▶ Kaynak
++++++++

Hatırlarsınız, istediği
ihaleyi kolaylıkla alma keyfini yaşadığı günlerde, parası sayılamayacak noktaya,
parası, mal varlığı, devlet yönetimi üstündeki etkisi üst seviyeye vardığında,
edepsiz, ahlaksız bir müteahhit bozuntusu “milletin a..’sına koyarım” gibi bir lafı edivermişti.
Bu sözün anlamını, anlaması gerekenler çözemediler de yeniden, yeniden büyük
montanlı ihaleler verdiler ‘koymasına’
devam
edebilmesi için. Belki de o koydukça, zevki ihale verenler alıyorlardı. Nasıl
almasınlar, havuz kuruluşlarına en büyük destek ondan geliyordu. Yukarılardan
birisi zart ettiğinde çuvalın ağzını açıyor, zurt ettiğinde sandığın kapağını
kaldırıyordu. Eh, duyamazdılar, göremezdiler. Gebe kalmanın acı sefalet, zillet
halini yaşıyorlardı çünkü.

++++++++

▶ Ham kayıtlar
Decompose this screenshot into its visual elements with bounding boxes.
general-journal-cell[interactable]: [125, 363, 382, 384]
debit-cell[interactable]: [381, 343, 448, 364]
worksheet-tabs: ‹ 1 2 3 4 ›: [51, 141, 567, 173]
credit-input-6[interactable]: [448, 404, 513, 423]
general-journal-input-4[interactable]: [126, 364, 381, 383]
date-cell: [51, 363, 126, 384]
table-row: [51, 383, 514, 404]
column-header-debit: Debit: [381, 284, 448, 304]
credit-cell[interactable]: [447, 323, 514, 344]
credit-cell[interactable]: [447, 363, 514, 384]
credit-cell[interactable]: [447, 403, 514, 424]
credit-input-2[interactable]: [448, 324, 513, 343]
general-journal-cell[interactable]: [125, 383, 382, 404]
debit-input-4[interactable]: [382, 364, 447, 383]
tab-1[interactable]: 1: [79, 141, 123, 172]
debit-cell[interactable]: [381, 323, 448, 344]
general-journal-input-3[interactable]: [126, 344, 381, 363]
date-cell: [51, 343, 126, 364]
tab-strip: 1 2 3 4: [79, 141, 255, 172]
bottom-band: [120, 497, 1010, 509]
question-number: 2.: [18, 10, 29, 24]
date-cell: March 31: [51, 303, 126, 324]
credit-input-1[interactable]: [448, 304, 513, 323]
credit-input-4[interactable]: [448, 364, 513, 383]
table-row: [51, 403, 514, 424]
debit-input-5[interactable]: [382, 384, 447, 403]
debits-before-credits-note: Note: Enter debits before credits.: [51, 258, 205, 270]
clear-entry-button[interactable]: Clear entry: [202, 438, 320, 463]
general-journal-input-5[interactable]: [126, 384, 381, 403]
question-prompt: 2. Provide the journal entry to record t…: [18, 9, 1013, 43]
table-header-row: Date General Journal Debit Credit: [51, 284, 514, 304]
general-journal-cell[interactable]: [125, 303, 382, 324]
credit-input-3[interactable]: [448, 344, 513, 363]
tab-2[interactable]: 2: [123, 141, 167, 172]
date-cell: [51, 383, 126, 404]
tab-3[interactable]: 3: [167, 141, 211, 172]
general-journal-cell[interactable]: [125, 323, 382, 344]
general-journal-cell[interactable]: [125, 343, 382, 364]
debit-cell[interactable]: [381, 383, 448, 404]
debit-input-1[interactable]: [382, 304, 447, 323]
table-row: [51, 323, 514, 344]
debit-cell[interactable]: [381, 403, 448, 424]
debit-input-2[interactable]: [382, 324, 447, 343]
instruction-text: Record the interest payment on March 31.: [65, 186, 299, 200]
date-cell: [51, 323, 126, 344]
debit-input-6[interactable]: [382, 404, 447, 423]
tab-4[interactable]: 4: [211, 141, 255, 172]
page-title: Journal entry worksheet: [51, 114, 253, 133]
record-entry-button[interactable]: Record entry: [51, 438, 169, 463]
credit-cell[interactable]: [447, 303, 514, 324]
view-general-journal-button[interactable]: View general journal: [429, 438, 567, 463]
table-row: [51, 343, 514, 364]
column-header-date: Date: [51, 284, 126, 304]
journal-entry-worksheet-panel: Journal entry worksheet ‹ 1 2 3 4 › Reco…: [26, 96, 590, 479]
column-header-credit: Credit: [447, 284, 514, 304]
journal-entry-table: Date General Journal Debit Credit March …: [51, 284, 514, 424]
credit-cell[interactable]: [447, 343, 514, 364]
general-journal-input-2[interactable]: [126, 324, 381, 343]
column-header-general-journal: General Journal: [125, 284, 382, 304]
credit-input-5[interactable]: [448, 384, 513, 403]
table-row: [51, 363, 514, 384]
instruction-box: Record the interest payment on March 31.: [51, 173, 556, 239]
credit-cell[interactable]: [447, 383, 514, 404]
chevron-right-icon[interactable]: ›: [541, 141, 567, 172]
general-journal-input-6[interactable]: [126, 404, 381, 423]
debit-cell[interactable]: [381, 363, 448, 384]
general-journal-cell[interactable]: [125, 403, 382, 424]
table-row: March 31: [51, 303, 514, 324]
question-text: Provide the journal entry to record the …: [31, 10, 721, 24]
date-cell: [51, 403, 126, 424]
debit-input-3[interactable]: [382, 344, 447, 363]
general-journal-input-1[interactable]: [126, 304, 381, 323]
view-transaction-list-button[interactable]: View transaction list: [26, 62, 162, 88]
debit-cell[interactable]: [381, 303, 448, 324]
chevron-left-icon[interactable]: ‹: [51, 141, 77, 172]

++++++++

▶ Kısa görev A
İhale yazısının "Hatırlarsınız, istediği" sözleriyle başlayıp "bir lafı edivermişti." sözlerine kadar süren kısmını hiç değiştirmeden çıktı olarak verin.
▶ Kısa görev B
Kayıtlarda "payment" dizesini içeren bütün satırları toplayıp olduğu gibi kopyalayın.

▶ Doğru yanıt A
Hatırlarsınız, istediği
ihaleyi kolaylıkla alma keyfini yaşadığı günlerde, parası sayılamayacak noktaya,
parası, mal varlığı, devlet yönetimi üstündeki etkisi üst seviyeye vardığında,
edepsiz, ahlaksız bir müteahhit bozuntusu “milletin a..’sına koyarım” gibi bir lafı edivermişti.

▶ Doğru yanıt B
instruction-text: Record the interest payment on March 31.: [65, 186, 299, 200]
instruction-box: Record the interest payment on March 31.: [51, 173, 556, 239]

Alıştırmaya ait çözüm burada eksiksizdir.